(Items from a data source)
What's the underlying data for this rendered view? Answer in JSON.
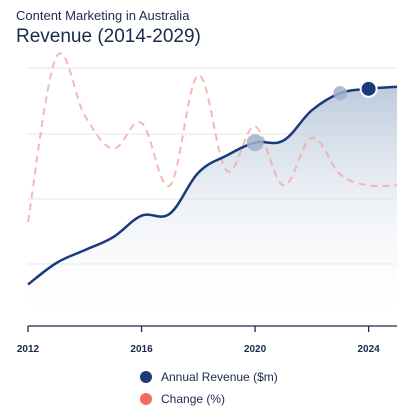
{
  "header": {
    "subtitle": "Content Marketing in Australia",
    "title": "Revenue (2014-2029)"
  },
  "colors": {
    "revenue": "#1b3a7a",
    "revenue_fill": "#c9d4e3",
    "change": "#f4a6a0",
    "gridline": "#e3e5e9",
    "axis": "#1b2a4a"
  },
  "legend": [
    {
      "label": "Annual Revenue ($m)",
      "color": "#1b3a7a"
    },
    {
      "label": "Change (%)",
      "color": "#f26b5e"
    }
  ],
  "chart_data": {
    "type": "line",
    "x_ticks": [
      "2012",
      "2016",
      "2020",
      "2024"
    ],
    "xlim": [
      2012,
      2025
    ],
    "grid": true,
    "legend_position": "bottom-center",
    "series": [
      {
        "name": "Annual Revenue ($m)",
        "style": "solid area",
        "x": [
          2012,
          2013,
          2014,
          2015,
          2016,
          2017,
          2018,
          2019,
          2020,
          2021,
          2022,
          2023,
          2024,
          2025
        ],
        "values": [
          1.0,
          1.5,
          1.8,
          2.1,
          2.6,
          2.65,
          3.6,
          4.0,
          4.3,
          4.35,
          5.05,
          5.45,
          5.55,
          5.6
        ]
      },
      {
        "name": "Change (%)",
        "style": "dashed",
        "x": [
          2012,
          2013,
          2014,
          2015,
          2016,
          2017,
          2018,
          2019,
          2020,
          2021,
          2022,
          2023,
          2024,
          2025
        ],
        "values": [
          -12,
          33,
          17,
          8,
          15,
          -2,
          28,
          2,
          14,
          -2,
          11,
          1,
          -2,
          -2
        ]
      }
    ],
    "highlight_points": [
      {
        "series": 0,
        "x": 2020,
        "emphasis": "light"
      },
      {
        "series": 0,
        "x": 2023,
        "emphasis": "light"
      },
      {
        "series": 0,
        "x": 2024,
        "emphasis": "strong"
      }
    ]
  }
}
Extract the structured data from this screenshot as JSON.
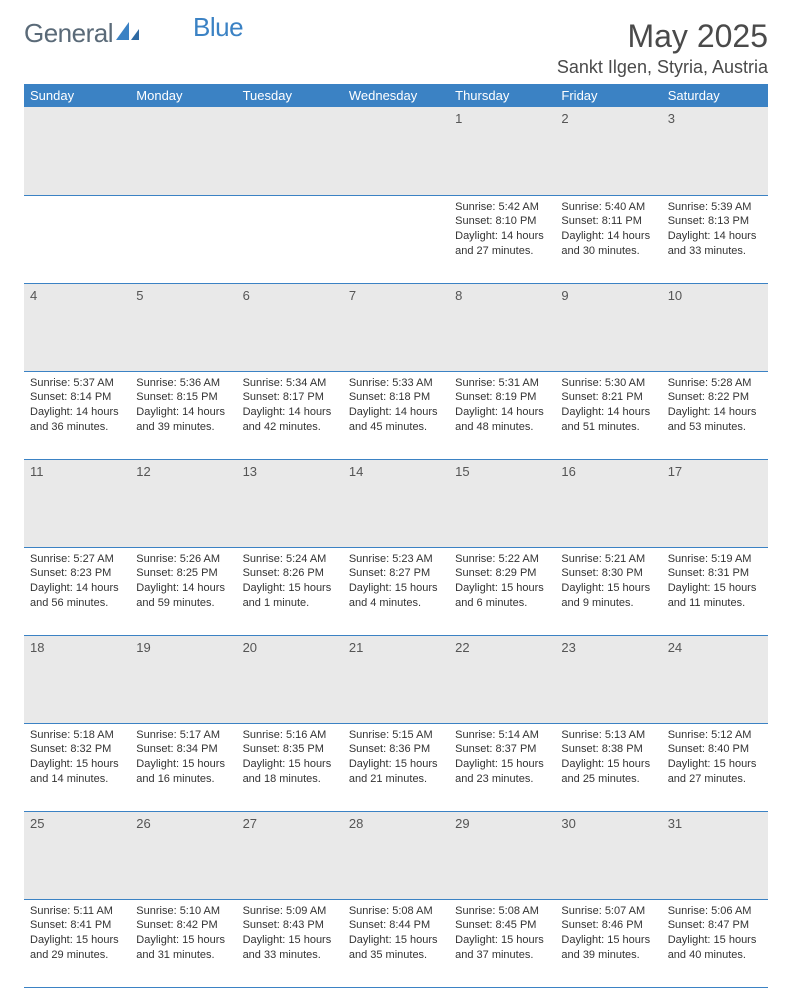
{
  "logo": {
    "text1": "General",
    "text2": "Blue"
  },
  "title": "May 2025",
  "location": "Sankt Ilgen, Styria, Austria",
  "colors": {
    "header_bg": "#3b82c4",
    "header_text": "#ffffff",
    "daynum_bg": "#e9e9e9",
    "border": "#3b82c4",
    "body_text": "#333333",
    "title_text": "#4a4a4a"
  },
  "weekdays": [
    "Sunday",
    "Monday",
    "Tuesday",
    "Wednesday",
    "Thursday",
    "Friday",
    "Saturday"
  ],
  "weeks": [
    [
      null,
      null,
      null,
      null,
      {
        "n": "1",
        "sr": "5:42 AM",
        "ss": "8:10 PM",
        "dl": "14 hours and 27 minutes."
      },
      {
        "n": "2",
        "sr": "5:40 AM",
        "ss": "8:11 PM",
        "dl": "14 hours and 30 minutes."
      },
      {
        "n": "3",
        "sr": "5:39 AM",
        "ss": "8:13 PM",
        "dl": "14 hours and 33 minutes."
      }
    ],
    [
      {
        "n": "4",
        "sr": "5:37 AM",
        "ss": "8:14 PM",
        "dl": "14 hours and 36 minutes."
      },
      {
        "n": "5",
        "sr": "5:36 AM",
        "ss": "8:15 PM",
        "dl": "14 hours and 39 minutes."
      },
      {
        "n": "6",
        "sr": "5:34 AM",
        "ss": "8:17 PM",
        "dl": "14 hours and 42 minutes."
      },
      {
        "n": "7",
        "sr": "5:33 AM",
        "ss": "8:18 PM",
        "dl": "14 hours and 45 minutes."
      },
      {
        "n": "8",
        "sr": "5:31 AM",
        "ss": "8:19 PM",
        "dl": "14 hours and 48 minutes."
      },
      {
        "n": "9",
        "sr": "5:30 AM",
        "ss": "8:21 PM",
        "dl": "14 hours and 51 minutes."
      },
      {
        "n": "10",
        "sr": "5:28 AM",
        "ss": "8:22 PM",
        "dl": "14 hours and 53 minutes."
      }
    ],
    [
      {
        "n": "11",
        "sr": "5:27 AM",
        "ss": "8:23 PM",
        "dl": "14 hours and 56 minutes."
      },
      {
        "n": "12",
        "sr": "5:26 AM",
        "ss": "8:25 PM",
        "dl": "14 hours and 59 minutes."
      },
      {
        "n": "13",
        "sr": "5:24 AM",
        "ss": "8:26 PM",
        "dl": "15 hours and 1 minute."
      },
      {
        "n": "14",
        "sr": "5:23 AM",
        "ss": "8:27 PM",
        "dl": "15 hours and 4 minutes."
      },
      {
        "n": "15",
        "sr": "5:22 AM",
        "ss": "8:29 PM",
        "dl": "15 hours and 6 minutes."
      },
      {
        "n": "16",
        "sr": "5:21 AM",
        "ss": "8:30 PM",
        "dl": "15 hours and 9 minutes."
      },
      {
        "n": "17",
        "sr": "5:19 AM",
        "ss": "8:31 PM",
        "dl": "15 hours and 11 minutes."
      }
    ],
    [
      {
        "n": "18",
        "sr": "5:18 AM",
        "ss": "8:32 PM",
        "dl": "15 hours and 14 minutes."
      },
      {
        "n": "19",
        "sr": "5:17 AM",
        "ss": "8:34 PM",
        "dl": "15 hours and 16 minutes."
      },
      {
        "n": "20",
        "sr": "5:16 AM",
        "ss": "8:35 PM",
        "dl": "15 hours and 18 minutes."
      },
      {
        "n": "21",
        "sr": "5:15 AM",
        "ss": "8:36 PM",
        "dl": "15 hours and 21 minutes."
      },
      {
        "n": "22",
        "sr": "5:14 AM",
        "ss": "8:37 PM",
        "dl": "15 hours and 23 minutes."
      },
      {
        "n": "23",
        "sr": "5:13 AM",
        "ss": "8:38 PM",
        "dl": "15 hours and 25 minutes."
      },
      {
        "n": "24",
        "sr": "5:12 AM",
        "ss": "8:40 PM",
        "dl": "15 hours and 27 minutes."
      }
    ],
    [
      {
        "n": "25",
        "sr": "5:11 AM",
        "ss": "8:41 PM",
        "dl": "15 hours and 29 minutes."
      },
      {
        "n": "26",
        "sr": "5:10 AM",
        "ss": "8:42 PM",
        "dl": "15 hours and 31 minutes."
      },
      {
        "n": "27",
        "sr": "5:09 AM",
        "ss": "8:43 PM",
        "dl": "15 hours and 33 minutes."
      },
      {
        "n": "28",
        "sr": "5:08 AM",
        "ss": "8:44 PM",
        "dl": "15 hours and 35 minutes."
      },
      {
        "n": "29",
        "sr": "5:08 AM",
        "ss": "8:45 PM",
        "dl": "15 hours and 37 minutes."
      },
      {
        "n": "30",
        "sr": "5:07 AM",
        "ss": "8:46 PM",
        "dl": "15 hours and 39 minutes."
      },
      {
        "n": "31",
        "sr": "5:06 AM",
        "ss": "8:47 PM",
        "dl": "15 hours and 40 minutes."
      }
    ]
  ],
  "labels": {
    "sunrise": "Sunrise: ",
    "sunset": "Sunset: ",
    "daylight": "Daylight: "
  }
}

* [The task] Return only the count of lines in the records that hold the word "this".

* [Correct result] 2